Begin Dataset excerpts
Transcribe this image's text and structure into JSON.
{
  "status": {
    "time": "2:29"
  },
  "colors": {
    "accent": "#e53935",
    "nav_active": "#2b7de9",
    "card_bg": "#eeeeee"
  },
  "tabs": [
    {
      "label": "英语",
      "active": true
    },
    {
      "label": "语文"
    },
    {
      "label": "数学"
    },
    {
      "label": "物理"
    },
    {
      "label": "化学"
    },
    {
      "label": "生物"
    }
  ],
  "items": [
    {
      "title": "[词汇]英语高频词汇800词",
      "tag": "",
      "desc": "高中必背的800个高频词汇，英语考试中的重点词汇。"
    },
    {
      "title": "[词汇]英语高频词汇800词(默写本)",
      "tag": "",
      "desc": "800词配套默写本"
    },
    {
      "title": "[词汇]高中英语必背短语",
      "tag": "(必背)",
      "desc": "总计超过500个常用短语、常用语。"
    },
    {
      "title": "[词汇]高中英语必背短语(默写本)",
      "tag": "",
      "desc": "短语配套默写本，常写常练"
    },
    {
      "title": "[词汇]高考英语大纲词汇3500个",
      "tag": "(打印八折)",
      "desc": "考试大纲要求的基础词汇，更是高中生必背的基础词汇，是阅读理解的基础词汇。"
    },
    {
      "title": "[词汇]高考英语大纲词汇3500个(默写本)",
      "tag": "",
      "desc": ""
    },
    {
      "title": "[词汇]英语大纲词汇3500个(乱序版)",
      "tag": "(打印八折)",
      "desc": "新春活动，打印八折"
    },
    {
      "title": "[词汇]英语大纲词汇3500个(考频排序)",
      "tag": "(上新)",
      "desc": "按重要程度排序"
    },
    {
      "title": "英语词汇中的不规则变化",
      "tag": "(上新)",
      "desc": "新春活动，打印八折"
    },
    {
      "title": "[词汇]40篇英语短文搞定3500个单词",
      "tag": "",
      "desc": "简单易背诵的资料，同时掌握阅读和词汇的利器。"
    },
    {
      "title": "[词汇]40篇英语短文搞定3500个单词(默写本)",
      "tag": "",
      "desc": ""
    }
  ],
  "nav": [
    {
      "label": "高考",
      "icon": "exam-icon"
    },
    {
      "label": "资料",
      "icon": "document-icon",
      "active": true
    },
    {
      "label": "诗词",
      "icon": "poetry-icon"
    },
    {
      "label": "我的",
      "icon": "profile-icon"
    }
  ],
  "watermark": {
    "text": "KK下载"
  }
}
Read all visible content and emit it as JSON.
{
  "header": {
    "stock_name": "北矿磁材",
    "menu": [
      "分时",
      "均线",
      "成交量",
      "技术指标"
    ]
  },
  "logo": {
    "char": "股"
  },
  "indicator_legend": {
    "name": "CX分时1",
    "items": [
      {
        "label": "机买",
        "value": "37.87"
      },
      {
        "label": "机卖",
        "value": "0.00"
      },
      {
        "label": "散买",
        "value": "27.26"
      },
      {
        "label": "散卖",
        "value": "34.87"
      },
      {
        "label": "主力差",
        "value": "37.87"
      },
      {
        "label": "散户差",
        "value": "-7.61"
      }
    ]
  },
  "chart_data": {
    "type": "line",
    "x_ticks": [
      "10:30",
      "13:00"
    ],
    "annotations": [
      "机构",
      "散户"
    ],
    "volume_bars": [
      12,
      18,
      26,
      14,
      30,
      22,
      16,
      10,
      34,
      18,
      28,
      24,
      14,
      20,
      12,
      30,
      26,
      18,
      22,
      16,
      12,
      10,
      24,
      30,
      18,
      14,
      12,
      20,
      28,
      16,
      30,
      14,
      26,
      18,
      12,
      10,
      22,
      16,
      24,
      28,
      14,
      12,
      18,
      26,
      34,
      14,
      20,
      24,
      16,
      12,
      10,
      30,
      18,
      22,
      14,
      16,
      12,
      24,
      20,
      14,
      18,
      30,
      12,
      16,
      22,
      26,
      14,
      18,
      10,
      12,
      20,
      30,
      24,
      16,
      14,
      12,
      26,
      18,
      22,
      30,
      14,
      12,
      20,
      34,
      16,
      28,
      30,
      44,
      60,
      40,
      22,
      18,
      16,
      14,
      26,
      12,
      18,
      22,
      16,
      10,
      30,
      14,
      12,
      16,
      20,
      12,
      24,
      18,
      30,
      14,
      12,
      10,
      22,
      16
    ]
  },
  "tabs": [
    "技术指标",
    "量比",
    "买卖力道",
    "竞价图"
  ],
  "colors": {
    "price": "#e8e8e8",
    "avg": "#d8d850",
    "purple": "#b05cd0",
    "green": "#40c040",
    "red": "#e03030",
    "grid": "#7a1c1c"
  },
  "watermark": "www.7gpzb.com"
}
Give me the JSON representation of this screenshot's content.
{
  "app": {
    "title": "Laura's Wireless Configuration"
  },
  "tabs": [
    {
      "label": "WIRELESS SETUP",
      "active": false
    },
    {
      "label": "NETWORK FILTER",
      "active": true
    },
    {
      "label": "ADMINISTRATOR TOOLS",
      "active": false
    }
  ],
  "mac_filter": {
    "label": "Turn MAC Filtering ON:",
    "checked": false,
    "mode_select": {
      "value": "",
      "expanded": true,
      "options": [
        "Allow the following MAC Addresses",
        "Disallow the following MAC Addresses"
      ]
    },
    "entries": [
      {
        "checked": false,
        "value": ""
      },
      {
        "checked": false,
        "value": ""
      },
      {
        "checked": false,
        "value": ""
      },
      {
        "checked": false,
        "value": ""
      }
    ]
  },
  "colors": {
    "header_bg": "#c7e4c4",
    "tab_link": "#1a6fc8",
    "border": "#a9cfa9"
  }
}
End Dataset excerpts
**Exercise prompt**
Repeat the records exactly, including every line.

**Reply**
Transcribe this image's text and structure into JSON.
{
  "status": {
    "time": "2:29"
  },
  "colors": {
    "accent": "#e53935",
    "nav_active": "#2b7de9",
    "card_bg": "#eeeeee"
  },
  "tabs": [
    {
      "label": "英语",
      "active": true
    },
    {
      "label": "语文"
    },
    {
      "label": "数学"
    },
    {
      "label": "物理"
    },
    {
      "label": "化学"
    },
    {
      "label": "生物"
    }
  ],
  "items": [
    {
      "title": "[词汇]英语高频词汇800词",
      "tag": "",
      "desc": "高中必背的800个高频词汇，英语考试中的重点词汇。"
    },
    {
      "title": "[词汇]英语高频词汇800词(默写本)",
      "tag": "",
      "desc": "800词配套默写本"
    },
    {
      "title": "[词汇]高中英语必背短语",
      "tag": "(必背)",
      "desc": "总计超过500个常用短语、常用语。"
    },
    {
      "title": "[词汇]高中英语必背短语(默写本)",
      "tag": "",
      "desc": "短语配套默写本，常写常练"
    },
    {
      "title": "[词汇]高考英语大纲词汇3500个",
      "tag": "(打印八折)",
      "desc": "考试大纲要求的基础词汇，更是高中生必背的基础词汇，是阅读理解的基础词汇。"
    },
    {
      "title": "[词汇]高考英语大纲词汇3500个(默写本)",
      "tag": "",
      "desc": ""
    },
    {
      "title": "[词汇]英语大纲词汇3500个(乱序版)",
      "tag": "(打印八折)",
      "desc": "新春活动，打印八折"
    },
    {
      "title": "[词汇]英语大纲词汇3500个(考频排序)",
      "tag": "(上新)",
      "desc": "按重要程度排序"
    },
    {
      "title": "英语词汇中的不规则变化",
      "tag": "(上新)",
      "desc": "新春活动，打印八折"
    },
    {
      "title": "[词汇]40篇英语短文搞定3500个单词",
      "tag": "",
      "desc": "简单易背诵的资料，同时掌握阅读和词汇的利器。"
    },
    {
      "title": "[词汇]40篇英语短文搞定3500个单词(默写本)",
      "tag": "",
      "desc": ""
    }
  ],
  "nav": [
    {
      "label": "高考",
      "icon": "exam-icon"
    },
    {
      "label": "资料",
      "icon": "document-icon",
      "active": true
    },
    {
      "label": "诗词",
      "icon": "poetry-icon"
    },
    {
      "label": "我的",
      "icon": "profile-icon"
    }
  ],
  "watermark": {
    "text": "KK下载"
  }
}
Read all visible content and emit it as JSON.
{
  "header": {
    "stock_name": "北矿磁材",
    "menu": [
      "分时",
      "均线",
      "成交量",
      "技术指标"
    ]
  },
  "logo": {
    "char": "股"
  },
  "indicator_legend": {
    "name": "CX分时1",
    "items": [
      {
        "label": "机买",
        "value": "37.87"
      },
      {
        "label": "机卖",
        "value": "0.00"
      },
      {
        "label": "散买",
        "value": "27.26"
      },
      {
        "label": "散卖",
        "value": "34.87"
      },
      {
        "label": "主力差",
        "value": "37.87"
      },
      {
        "label": "散户差",
        "value": "-7.61"
      }
    ]
  },
  "chart_data": {
    "type": "line",
    "x_ticks": [
      "10:30",
      "13:00"
    ],
    "annotations": [
      "机构",
      "散户"
    ],
    "volume_bars": [
      12,
      18,
      26,
      14,
      30,
      22,
      16,
      10,
      34,
      18,
      28,
      24,
      14,
      20,
      12,
      30,
      26,
      18,
      22,
      16,
      12,
      10,
      24,
      30,
      18,
      14,
      12,
      20,
      28,
      16,
      30,
      14,
      26,
      18,
      12,
      10,
      22,
      16,
      24,
      28,
      14,
      12,
      18,
      26,
      34,
      14,
      20,
      24,
      16,
      12,
      10,
      30,
      18,
      22,
      14,
      16,
      12,
      24,
      20,
      14,
      18,
      30,
      12,
      16,
      22,
      26,
      14,
      18,
      10,
      12,
      20,
      30,
      24,
      16,
      14,
      12,
      26,
      18,
      22,
      30,
      14,
      12,
      20,
      34,
      16,
      28,
      30,
      44,
      60,
      40,
      22,
      18,
      16,
      14,
      26,
      12,
      18,
      22,
      16,
      10,
      30,
      14,
      12,
      16,
      20,
      12,
      24,
      18,
      30,
      14,
      12,
      10,
      22,
      16
    ]
  },
  "tabs": [
    "技术指标",
    "量比",
    "买卖力道",
    "竞价图"
  ],
  "colors": {
    "price": "#e8e8e8",
    "avg": "#d8d850",
    "purple": "#b05cd0",
    "green": "#40c040",
    "red": "#e03030",
    "grid": "#7a1c1c"
  },
  "watermark": "www.7gpzb.com"
}
Give me the JSON representation of this screenshot's content.
{
  "app": {
    "title": "Laura's Wireless Configuration"
  },
  "tabs": [
    {
      "label": "WIRELESS SETUP",
      "active": false
    },
    {
      "label": "NETWORK FILTER",
      "active": true
    },
    {
      "label": "ADMINISTRATOR TOOLS",
      "active": false
    }
  ],
  "mac_filter": {
    "label": "Turn MAC Filtering ON:",
    "checked": false,
    "mode_select": {
      "value": "",
      "expanded": true,
      "options": [
        "Allow the following MAC Addresses",
        "Disallow the following MAC Addresses"
      ]
    },
    "entries": [
      {
        "checked": false,
        "value": ""
      },
      {
        "checked": false,
        "value": ""
      },
      {
        "checked": false,
        "value": ""
      },
      {
        "checked": false,
        "value": ""
      }
    ]
  },
  "colors": {
    "header_bg": "#c7e4c4",
    "tab_link": "#1a6fc8",
    "border": "#a9cfa9"
  }
}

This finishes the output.